# Records to use

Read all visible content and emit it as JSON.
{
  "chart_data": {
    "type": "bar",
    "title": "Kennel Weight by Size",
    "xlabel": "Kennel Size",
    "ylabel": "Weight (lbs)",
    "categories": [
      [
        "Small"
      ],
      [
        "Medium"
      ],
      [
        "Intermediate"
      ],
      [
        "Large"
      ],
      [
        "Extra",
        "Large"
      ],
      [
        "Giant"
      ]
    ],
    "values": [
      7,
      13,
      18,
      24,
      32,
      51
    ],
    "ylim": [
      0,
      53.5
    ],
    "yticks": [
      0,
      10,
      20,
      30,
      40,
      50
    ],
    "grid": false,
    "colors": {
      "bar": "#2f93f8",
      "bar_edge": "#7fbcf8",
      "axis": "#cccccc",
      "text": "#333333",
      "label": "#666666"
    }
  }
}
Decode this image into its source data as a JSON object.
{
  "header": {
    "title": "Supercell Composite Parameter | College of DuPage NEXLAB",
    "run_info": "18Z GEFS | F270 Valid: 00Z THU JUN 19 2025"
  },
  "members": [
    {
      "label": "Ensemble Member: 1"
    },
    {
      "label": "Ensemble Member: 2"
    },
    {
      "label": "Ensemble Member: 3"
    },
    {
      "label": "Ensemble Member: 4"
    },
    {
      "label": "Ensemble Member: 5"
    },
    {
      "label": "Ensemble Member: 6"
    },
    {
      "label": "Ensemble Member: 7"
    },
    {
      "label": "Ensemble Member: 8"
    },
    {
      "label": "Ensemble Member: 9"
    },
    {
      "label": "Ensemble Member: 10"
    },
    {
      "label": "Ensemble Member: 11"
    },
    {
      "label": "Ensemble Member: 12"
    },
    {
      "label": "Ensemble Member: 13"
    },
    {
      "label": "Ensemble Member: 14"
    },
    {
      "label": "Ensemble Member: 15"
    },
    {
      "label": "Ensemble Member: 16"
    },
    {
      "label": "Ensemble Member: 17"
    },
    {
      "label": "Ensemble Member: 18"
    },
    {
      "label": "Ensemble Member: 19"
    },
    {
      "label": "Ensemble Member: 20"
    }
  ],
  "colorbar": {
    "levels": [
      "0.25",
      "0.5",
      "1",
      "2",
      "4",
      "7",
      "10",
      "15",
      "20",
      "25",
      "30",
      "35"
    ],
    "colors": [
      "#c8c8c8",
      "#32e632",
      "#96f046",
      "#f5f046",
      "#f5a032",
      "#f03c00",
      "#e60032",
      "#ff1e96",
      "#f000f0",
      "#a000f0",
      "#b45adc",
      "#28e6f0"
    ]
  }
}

# Task details
Copy out every line of the listing that contains the string "Weight".

# Problem solution
    "title": "Kennel Weight by Size",
    "ylabel": "Weight (lbs)",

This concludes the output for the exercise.